_INSTRUCTIONS FOR THE TASK_
Pick out all lines with the word "author" from the records that follow.
## Start RECORDS TO PROCESS
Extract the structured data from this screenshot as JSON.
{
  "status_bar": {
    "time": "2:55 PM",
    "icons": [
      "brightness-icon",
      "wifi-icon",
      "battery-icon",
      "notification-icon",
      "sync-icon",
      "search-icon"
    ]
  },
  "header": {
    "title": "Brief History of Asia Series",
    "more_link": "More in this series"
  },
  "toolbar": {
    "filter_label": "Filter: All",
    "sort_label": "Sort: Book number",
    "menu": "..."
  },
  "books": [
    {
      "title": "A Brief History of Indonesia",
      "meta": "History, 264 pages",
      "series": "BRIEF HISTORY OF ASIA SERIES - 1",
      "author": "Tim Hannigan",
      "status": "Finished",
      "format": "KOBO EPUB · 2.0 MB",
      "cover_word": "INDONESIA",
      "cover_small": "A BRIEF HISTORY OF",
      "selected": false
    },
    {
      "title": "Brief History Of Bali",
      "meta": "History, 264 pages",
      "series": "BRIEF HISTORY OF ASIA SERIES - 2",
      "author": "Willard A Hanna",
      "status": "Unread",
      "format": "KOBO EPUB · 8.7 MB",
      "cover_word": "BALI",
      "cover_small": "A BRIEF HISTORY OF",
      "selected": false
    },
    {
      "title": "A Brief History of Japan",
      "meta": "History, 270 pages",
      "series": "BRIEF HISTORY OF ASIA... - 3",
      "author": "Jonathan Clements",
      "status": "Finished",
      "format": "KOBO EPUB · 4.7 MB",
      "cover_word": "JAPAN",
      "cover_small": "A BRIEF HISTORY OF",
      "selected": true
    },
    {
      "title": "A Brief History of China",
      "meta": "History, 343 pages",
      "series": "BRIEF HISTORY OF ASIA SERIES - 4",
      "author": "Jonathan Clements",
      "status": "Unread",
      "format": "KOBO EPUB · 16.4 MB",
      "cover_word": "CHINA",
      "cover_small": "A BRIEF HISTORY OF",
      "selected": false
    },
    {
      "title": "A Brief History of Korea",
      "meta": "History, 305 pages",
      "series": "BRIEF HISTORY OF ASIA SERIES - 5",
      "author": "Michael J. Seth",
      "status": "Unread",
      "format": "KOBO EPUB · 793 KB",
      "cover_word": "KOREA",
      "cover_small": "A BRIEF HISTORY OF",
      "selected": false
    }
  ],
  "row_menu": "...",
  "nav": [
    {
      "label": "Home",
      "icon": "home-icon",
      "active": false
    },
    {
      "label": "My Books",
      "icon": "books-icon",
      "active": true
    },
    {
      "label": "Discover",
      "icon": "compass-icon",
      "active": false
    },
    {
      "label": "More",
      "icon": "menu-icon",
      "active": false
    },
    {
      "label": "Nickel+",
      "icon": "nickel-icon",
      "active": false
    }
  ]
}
## End RECORDS TO PROCESS
_SOLUTION BELOW_
      "author": "Tim Hannigan",
      "author": "Willard A Hanna",
      "author": "Jonathan Clements",
      "author": "Jonathan Clements",
      "author": "Michael J. Seth",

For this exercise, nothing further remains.